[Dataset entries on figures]
--- Begin ---
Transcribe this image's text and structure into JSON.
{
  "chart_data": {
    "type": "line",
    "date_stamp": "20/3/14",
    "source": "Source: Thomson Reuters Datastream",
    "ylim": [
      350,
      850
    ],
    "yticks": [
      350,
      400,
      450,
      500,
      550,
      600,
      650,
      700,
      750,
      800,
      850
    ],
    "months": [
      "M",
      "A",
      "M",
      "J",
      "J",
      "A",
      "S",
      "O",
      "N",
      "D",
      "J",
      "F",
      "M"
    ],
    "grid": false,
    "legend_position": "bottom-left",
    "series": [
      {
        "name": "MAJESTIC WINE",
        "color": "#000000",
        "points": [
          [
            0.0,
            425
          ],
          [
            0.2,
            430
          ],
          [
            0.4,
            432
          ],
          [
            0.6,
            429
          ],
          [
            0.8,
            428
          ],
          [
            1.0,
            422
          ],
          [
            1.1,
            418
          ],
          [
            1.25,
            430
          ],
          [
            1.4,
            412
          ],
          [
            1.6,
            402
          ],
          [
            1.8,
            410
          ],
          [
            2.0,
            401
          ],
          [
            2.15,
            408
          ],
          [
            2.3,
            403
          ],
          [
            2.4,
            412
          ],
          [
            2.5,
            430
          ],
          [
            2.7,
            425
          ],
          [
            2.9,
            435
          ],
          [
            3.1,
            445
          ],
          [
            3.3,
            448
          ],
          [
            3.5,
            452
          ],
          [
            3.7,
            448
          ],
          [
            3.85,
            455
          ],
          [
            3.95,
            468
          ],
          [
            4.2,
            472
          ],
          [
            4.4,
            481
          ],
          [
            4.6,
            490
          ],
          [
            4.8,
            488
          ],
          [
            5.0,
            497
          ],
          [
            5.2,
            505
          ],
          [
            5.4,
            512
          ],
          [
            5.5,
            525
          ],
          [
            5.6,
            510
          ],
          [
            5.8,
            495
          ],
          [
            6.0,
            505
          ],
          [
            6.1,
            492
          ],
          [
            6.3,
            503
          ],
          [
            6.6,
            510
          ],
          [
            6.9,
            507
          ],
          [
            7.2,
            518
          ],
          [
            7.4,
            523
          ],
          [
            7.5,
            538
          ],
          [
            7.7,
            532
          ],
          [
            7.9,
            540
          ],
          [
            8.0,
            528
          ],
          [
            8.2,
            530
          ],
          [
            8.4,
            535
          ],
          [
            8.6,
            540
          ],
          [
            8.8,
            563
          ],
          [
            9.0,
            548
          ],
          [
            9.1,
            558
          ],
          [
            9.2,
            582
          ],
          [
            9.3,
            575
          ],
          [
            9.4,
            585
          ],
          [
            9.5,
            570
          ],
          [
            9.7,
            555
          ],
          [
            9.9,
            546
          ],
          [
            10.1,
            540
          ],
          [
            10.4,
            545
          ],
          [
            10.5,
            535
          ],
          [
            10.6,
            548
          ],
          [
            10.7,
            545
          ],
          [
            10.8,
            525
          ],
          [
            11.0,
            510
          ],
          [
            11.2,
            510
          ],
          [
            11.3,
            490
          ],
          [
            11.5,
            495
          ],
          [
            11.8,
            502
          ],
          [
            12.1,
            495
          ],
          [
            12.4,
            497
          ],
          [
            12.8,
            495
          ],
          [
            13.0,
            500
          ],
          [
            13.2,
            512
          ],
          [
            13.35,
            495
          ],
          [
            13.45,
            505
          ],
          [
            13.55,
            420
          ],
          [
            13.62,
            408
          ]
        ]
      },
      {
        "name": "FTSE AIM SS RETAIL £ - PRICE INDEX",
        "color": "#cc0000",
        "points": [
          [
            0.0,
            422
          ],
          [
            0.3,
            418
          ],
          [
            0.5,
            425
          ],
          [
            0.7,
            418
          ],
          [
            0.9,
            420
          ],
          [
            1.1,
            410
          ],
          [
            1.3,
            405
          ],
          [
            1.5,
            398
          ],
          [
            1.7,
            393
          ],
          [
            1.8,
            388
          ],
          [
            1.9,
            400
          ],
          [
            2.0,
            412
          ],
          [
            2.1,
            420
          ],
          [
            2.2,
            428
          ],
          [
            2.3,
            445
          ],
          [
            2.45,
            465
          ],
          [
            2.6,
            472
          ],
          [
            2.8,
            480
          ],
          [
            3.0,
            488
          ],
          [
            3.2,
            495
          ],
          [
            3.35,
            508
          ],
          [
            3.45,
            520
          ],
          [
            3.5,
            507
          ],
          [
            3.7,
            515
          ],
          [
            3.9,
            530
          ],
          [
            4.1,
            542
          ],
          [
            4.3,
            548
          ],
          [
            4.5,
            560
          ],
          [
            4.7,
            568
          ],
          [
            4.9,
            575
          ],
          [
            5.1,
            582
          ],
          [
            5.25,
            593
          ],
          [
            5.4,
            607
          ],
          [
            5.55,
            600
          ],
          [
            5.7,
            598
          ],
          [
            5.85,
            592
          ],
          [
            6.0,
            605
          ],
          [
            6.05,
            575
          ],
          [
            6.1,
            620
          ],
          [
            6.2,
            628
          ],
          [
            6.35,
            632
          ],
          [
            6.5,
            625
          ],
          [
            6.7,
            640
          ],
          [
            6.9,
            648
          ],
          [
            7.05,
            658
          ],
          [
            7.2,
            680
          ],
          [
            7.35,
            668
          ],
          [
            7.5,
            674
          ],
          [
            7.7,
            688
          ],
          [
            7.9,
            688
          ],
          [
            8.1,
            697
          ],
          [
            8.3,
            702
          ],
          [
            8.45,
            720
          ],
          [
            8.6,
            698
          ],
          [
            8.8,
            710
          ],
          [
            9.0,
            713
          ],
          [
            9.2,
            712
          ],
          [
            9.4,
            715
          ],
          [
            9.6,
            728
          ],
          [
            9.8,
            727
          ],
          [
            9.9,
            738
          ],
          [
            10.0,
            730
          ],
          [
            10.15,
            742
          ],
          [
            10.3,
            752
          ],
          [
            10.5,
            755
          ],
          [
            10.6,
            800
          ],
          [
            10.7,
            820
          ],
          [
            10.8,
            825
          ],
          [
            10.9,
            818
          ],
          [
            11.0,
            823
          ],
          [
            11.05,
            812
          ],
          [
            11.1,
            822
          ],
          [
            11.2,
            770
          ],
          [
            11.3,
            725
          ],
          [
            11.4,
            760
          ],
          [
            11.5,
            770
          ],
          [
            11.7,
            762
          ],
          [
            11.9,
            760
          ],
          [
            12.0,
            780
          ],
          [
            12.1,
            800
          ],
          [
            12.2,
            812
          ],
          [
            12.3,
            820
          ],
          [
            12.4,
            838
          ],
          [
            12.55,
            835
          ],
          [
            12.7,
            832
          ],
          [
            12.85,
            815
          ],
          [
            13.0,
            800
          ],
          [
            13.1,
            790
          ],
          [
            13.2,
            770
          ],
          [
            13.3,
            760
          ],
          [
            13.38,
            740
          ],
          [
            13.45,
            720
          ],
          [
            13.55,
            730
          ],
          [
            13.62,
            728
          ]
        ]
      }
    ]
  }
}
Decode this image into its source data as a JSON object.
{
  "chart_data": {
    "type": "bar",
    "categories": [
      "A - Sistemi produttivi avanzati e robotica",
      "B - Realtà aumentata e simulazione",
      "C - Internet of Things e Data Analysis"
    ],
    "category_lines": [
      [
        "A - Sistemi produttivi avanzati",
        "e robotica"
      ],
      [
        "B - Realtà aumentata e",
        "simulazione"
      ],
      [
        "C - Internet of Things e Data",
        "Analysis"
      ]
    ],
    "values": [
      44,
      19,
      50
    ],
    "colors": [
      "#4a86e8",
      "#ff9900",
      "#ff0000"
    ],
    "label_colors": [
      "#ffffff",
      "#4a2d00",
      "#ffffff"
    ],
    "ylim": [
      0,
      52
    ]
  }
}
--- End ---
**GOAL**. Extract the closing run of lines, starting with the one containing "Decode this image" and ending at the last, exactly as written.

**SOLVED EXERCISE**.
Decode this image into its source data as a JSON object.
{
  "chart_data": {
    "type": "bar",
    "categories": [
      "A - Sistemi produttivi avanzati e robotica",
      "B - Realtà aumentata e simulazione",
      "C - Internet of Things e Data Analysis"
    ],
    "category_lines": [
      [
        "A - Sistemi produttivi avanzati",
        "e robotica"
      ],
      [
        "B - Realtà aumentata e",
        "simulazione"
      ],
      [
        "C - Internet of Things e Data",
        "Analysis"
      ]
    ],
    "values": [
      44,
      19,
      50
    ],
    "colors": [
      "#4a86e8",
      "#ff9900",
      "#ff0000"
    ],
    "label_colors": [
      "#ffffff",
      "#4a2d00",
      "#ffffff"
    ],
    "ylim": [
      0,
      52
    ]
  }
}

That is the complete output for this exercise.